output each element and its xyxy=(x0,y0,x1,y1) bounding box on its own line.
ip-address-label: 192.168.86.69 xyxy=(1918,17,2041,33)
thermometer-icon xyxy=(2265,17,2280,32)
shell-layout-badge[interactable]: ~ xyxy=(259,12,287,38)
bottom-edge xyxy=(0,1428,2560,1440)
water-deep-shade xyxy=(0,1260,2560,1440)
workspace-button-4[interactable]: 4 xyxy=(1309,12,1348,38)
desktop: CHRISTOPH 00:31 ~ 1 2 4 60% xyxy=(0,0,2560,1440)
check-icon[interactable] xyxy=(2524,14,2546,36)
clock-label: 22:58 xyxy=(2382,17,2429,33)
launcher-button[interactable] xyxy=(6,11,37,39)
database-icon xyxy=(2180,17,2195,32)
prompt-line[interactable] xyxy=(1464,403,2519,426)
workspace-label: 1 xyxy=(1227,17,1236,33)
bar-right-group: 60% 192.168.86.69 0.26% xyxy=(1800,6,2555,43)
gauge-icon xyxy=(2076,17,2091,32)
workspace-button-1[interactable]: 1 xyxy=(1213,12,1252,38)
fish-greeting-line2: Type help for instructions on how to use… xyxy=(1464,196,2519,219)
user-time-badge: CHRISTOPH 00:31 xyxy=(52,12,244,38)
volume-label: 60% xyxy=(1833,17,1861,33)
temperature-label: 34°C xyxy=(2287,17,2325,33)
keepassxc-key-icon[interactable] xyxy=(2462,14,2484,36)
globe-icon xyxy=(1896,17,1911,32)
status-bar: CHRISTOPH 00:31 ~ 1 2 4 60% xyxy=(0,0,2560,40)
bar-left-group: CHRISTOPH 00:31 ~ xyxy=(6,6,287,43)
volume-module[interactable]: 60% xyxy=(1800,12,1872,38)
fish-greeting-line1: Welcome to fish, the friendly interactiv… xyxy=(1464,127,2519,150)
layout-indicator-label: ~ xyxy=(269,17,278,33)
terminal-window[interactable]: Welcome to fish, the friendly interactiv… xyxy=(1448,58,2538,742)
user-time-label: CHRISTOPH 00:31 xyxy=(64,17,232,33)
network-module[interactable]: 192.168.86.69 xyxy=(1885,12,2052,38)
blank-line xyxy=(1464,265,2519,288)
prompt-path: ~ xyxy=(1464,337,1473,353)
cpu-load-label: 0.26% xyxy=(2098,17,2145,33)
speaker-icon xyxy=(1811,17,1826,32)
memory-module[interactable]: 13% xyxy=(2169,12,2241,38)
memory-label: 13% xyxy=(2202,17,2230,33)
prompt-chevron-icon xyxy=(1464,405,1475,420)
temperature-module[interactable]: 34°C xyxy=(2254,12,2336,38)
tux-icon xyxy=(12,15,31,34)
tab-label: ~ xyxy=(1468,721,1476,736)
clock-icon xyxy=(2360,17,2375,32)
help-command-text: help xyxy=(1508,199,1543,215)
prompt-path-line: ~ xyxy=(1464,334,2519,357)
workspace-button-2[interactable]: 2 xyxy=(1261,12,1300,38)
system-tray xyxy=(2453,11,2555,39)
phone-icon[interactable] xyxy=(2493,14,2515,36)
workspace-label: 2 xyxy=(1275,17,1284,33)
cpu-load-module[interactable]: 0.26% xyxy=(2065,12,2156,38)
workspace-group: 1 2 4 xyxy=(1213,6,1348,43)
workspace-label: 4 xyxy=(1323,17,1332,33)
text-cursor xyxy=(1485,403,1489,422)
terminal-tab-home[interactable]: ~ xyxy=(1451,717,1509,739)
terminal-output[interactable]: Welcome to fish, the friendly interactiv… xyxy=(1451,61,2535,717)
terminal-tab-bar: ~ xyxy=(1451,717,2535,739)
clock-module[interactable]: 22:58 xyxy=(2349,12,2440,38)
--------------------------------------------------
Count the lines in the material above that contain the string "user", matching case exactly. Reply with the number only.

Completed task
2